> _Goal_
Please output the lines shown below exactly as they appear.

> _Material for the task_
(begin)

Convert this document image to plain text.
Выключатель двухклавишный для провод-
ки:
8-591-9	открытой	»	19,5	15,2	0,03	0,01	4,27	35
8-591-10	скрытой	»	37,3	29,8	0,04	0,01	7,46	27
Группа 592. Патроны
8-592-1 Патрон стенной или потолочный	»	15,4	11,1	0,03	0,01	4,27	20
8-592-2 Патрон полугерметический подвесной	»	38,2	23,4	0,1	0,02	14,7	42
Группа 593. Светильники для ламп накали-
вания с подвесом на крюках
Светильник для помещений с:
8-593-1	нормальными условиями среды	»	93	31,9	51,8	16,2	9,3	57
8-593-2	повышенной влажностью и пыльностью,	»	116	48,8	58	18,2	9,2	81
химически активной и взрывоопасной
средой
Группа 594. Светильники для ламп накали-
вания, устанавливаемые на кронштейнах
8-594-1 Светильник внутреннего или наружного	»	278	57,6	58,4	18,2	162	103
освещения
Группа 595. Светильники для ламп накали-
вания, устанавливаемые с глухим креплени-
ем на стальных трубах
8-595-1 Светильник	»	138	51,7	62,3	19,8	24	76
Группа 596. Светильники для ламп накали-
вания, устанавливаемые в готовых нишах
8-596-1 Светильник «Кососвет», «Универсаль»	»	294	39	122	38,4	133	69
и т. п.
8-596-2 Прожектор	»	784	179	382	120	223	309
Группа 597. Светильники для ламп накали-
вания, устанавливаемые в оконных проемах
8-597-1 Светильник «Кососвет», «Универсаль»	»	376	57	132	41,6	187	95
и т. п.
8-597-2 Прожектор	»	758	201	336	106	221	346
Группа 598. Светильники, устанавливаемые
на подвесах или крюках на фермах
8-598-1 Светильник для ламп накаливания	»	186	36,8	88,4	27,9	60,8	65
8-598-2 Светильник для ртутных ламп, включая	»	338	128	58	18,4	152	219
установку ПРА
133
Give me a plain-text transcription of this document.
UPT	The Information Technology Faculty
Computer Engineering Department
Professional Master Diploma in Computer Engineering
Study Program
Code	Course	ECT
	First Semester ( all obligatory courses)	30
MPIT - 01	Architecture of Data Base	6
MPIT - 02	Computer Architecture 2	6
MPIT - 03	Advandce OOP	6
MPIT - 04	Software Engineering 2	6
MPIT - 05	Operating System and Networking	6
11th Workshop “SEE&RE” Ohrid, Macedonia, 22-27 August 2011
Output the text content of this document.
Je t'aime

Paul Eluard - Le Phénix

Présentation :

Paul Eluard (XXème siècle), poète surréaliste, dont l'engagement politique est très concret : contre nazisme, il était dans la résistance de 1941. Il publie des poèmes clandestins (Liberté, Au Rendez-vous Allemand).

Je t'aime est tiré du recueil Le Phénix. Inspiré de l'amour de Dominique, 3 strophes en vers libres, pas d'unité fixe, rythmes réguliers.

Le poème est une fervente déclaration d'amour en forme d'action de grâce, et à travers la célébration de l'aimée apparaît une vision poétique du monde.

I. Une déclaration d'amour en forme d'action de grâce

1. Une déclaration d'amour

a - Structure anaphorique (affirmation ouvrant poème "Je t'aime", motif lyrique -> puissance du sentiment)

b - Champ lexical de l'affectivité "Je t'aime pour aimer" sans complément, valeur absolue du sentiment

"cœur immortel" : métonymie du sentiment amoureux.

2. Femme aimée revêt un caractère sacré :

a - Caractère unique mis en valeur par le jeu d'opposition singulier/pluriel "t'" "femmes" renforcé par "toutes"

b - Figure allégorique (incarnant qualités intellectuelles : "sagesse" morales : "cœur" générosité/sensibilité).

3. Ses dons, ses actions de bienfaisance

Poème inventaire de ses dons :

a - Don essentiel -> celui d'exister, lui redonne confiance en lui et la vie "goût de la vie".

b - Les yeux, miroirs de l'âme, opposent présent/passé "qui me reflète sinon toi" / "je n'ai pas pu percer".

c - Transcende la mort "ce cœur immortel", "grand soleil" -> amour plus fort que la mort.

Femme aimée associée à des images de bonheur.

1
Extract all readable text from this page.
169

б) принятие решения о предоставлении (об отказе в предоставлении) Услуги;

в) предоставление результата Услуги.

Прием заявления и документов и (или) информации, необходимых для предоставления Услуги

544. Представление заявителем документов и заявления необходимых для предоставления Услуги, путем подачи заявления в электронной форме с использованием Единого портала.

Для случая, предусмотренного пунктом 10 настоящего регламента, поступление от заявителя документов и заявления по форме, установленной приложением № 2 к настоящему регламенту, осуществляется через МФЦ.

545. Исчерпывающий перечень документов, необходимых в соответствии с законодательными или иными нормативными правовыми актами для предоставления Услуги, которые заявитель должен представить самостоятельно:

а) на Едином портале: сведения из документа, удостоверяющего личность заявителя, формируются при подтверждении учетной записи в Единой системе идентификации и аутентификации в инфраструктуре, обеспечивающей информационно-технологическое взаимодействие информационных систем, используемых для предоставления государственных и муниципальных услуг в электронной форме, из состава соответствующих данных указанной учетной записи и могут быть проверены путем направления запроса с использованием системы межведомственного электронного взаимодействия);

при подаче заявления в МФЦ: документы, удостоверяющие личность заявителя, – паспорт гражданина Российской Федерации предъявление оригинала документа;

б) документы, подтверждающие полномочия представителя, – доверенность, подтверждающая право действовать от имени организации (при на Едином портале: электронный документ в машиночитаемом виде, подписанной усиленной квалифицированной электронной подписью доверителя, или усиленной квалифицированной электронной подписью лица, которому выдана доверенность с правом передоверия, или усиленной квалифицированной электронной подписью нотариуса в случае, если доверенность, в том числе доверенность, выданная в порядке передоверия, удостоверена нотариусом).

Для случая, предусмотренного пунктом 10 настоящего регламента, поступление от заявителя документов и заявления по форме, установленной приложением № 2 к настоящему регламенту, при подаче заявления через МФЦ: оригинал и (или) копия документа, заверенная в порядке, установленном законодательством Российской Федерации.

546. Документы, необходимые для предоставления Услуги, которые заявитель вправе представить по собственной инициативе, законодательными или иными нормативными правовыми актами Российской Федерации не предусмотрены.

(end)

> _The reply_
Convert this document image to plain text.
Выключатель двухклавишный для провод-
ки:
8-591-9	открытой	»	19,5	15,2	0,03	0,01	4,27	35
8-591-10	скрытой	»	37,3	29,8	0,04	0,01	7,46	27
Группа 592. Патроны
8-592-1 Патрон стенной или потолочный	»	15,4	11,1	0,03	0,01	4,27	20
8-592-2 Патрон полугерметический подвесной	»	38,2	23,4	0,1	0,02	14,7	42
Группа 593. Светильники для ламп накали-
вания с подвесом на крюках
Светильник для помещений с:
8-593-1	нормальными условиями среды	»	93	31,9	51,8	16,2	9,3	57
8-593-2	повышенной влажностью и пыльностью,	»	116	48,8	58	18,2	9,2	81
химически активной и взрывоопасной
средой
Группа 594. Светильники для ламп накали-
вания, устанавливаемые на кронштейнах
8-594-1 Светильник внутреннего или наружного	»	278	57,6	58,4	18,2	162	103
освещения
Группа 595. Светильники для ламп накали-
вания, устанавливаемые с глухим креплени-
ем на стальных трубах
8-595-1 Светильник	»	138	51,7	62,3	19,8	24	76
Группа 596. Светильники для ламп накали-
вания, устанавливаемые в готовых нишах
8-596-1 Светильник «Кососвет», «Универсаль»	»	294	39	122	38,4	133	69
и т. п.
8-596-2 Прожектор	»	784	179	382	120	223	309
Группа 597. Светильники для ламп накали-
вания, устанавливаемые в оконных проемах
8-597-1 Светильник «Кососвет», «Универсаль»	»	376	57	132	41,6	187	95
и т. п.
8-597-2 Прожектор	»	758	201	336	106	221	346
Группа 598. Светильники, устанавливаемые
на подвесах или крюках на фермах
8-598-1 Светильник для ламп накаливания	»	186	36,8	88,4	27,9	60,8	65
8-598-2 Светильник для ртутных ламп, включая	»	338	128	58	18,4	152	219
установку ПРА
133
Give me a plain-text transcription of this document.
UPT	The Information Technology Faculty
Computer Engineering Department
Professional Master Diploma in Computer Engineering
Study Program
Code	Course	ECT
	First Semester ( all obligatory courses)	30
MPIT - 01	Architecture of Data Base	6
MPIT - 02	Computer Architecture 2	6
MPIT - 03	Advandce OOP	6
MPIT - 04	Software Engineering 2	6
MPIT - 05	Operating System and Networking	6
11th Workshop “SEE&RE” Ohrid, Macedonia, 22-27 August 2011
Output the text content of this document.
Je t'aime

Paul Eluard - Le Phénix

Présentation :

Paul Eluard (XXème siècle), poète surréaliste, dont l'engagement politique est très concret : contre nazisme, il était dans la résistance de 1941. Il publie des poèmes clandestins (Liberté, Au Rendez-vous Allemand).

Je t'aime est tiré du recueil Le Phénix. Inspiré de l'amour de Dominique, 3 strophes en vers libres, pas d'unité fixe, rythmes réguliers.

Le poème est une fervente déclaration d'amour en forme d'action de grâce, et à travers la célébration de l'aimée apparaît une vision poétique du monde.

I. Une déclaration d'amour en forme d'action de grâce

1. Une déclaration d'amour

a - Structure anaphorique (affirmation ouvrant poème "Je t'aime", motif lyrique -> puissance du sentiment)

b - Champ lexical de l'affectivité "Je t'aime pour aimer" sans complément, valeur absolue du sentiment

"cœur immortel" : métonymie du sentiment amoureux.

2. Femme aimée revêt un caractère sacré :

a - Caractère unique mis en valeur par le jeu d'opposition singulier/pluriel "t'" "femmes" renforcé par "toutes"

b - Figure allégorique (incarnant qualités intellectuelles : "sagesse" morales : "cœur" générosité/sensibilité).

3. Ses dons, ses actions de bienfaisance

Poème inventaire de ses dons :

a - Don essentiel -> celui d'exister, lui redonne confiance en lui et la vie "goût de la vie".

b - Les yeux, miroirs de l'âme, opposent présent/passé "qui me reflète sinon toi" / "je n'ai pas pu percer".

c - Transcende la mort "ce cœur immortel", "grand soleil" -> amour plus fort que la mort.

Femme aimée associée à des images de bonheur.

1
Extract all readable text from this page.
169

б) принятие решения о предоставлении (об отказе в предоставлении) Услуги;

в) предоставление результата Услуги.

Прием заявления и документов и (или) информации, необходимых для предоставления Услуги

544. Представление заявителем документов и заявления необходимых для предоставления Услуги, путем подачи заявления в электронной форме с использованием Единого портала.

Для случая, предусмотренного пунктом 10 настоящего регламента, поступление от заявителя документов и заявления по форме, установленной приложением № 2 к настоящему регламенту, осуществляется через МФЦ.

545. Исчерпывающий перечень документов, необходимых в соответствии с законодательными или иными нормативными правовыми актами для предоставления Услуги, которые заявитель должен представить самостоятельно:

а) на Едином портале: сведения из документа, удостоверяющего личность заявителя, формируются при подтверждении учетной записи в Единой системе идентификации и аутентификации в инфраструктуре, обеспечивающей информационно-технологическое взаимодействие информационных систем, используемых для предоставления государственных и муниципальных услуг в электронной форме, из состава соответствующих данных указанной учетной записи и могут быть проверены путем направления запроса с использованием системы межведомственного электронного взаимодействия);

при подаче заявления в МФЦ: документы, удостоверяющие личность заявителя, – паспорт гражданина Российской Федерации предъявление оригинала документа;

б) документы, подтверждающие полномочия представителя, – доверенность, подтверждающая право действовать от имени организации (при на Едином портале: электронный документ в машиночитаемом виде, подписанной усиленной квалифицированной электронной подписью доверителя, или усиленной квалифицированной электронной подписью лица, которому выдана доверенность с правом передоверия, или усиленной квалифицированной электронной подписью нотариуса в случае, если доверенность, в том числе доверенность, выданная в порядке передоверия, удостоверена нотариусом).

Для случая, предусмотренного пунктом 10 настоящего регламента, поступление от заявителя документов и заявления по форме, установленной приложением № 2 к настоящему регламенту, при подаче заявления через МФЦ: оригинал и (или) копия документа, заверенная в порядке, установленном законодательством Российской Федерации.

546. Документы, необходимые для предоставления Услуги, которые заявитель вправе представить по собственной инициативе, законодательными или иными нормативными правовыми актами Российской Федерации не предусмотрены.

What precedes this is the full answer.